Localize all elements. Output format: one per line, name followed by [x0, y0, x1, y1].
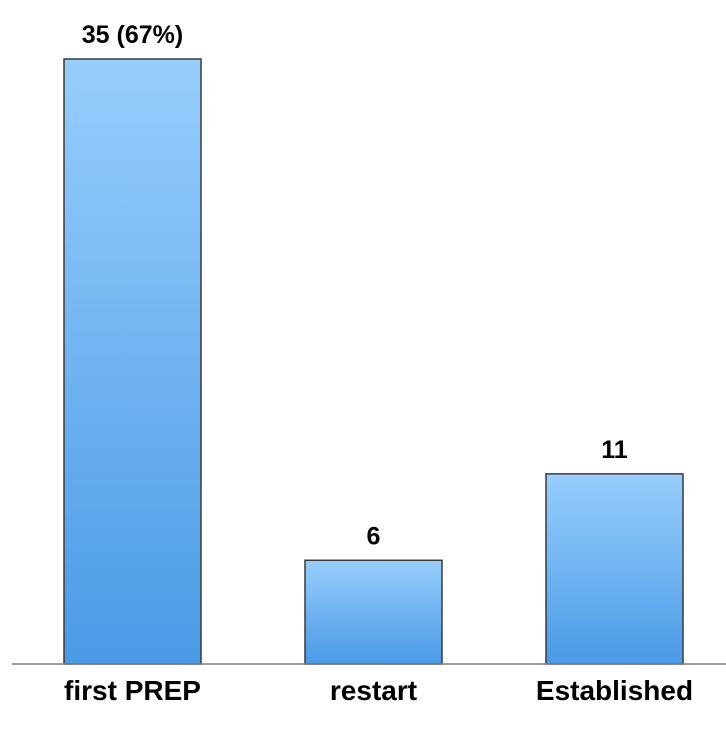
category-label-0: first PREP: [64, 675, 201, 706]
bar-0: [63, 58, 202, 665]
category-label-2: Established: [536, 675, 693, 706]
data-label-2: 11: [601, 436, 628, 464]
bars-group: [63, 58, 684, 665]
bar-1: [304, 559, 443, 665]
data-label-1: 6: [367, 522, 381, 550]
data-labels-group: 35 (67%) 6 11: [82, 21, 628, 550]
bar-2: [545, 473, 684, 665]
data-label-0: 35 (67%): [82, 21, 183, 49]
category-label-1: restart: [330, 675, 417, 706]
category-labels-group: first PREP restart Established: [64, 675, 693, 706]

= = = = =

What you will do
Lay out the material above as a two-column CSV with the columns "prompt" and "response," one row for each piece of material. Put the text and its answer each in a single quoted field with line breaks turned into spaces, and omit the pictures.

The output
prompt,response
"Localize all elements. Output format: one per line, name followed by [x0, y0, x1, y1].","category-label-0: first PREP: [64, 675, 201, 706] bar-0: [63, 58, 202, 665] category-label-2: Established: [536, 675, 693, 706] data-label-2: 11: [601, 436, 628, 464] bars-group: [63, 58, 684, 665] bar-1: [304, 559, 443, 665] data-label-1: 6: [367, 522, 381, 550] data-labels-group: 35 (67%) 6 11: [82, 21, 628, 550] bar-2: [545, 473, 684, 665] data-label-0: 35 (67%): [82, 21, 183, 49] category-label-1: restart: [330, 675, 417, 706] category-labels-group: first PREP restart Established: [64, 675, 693, 706]"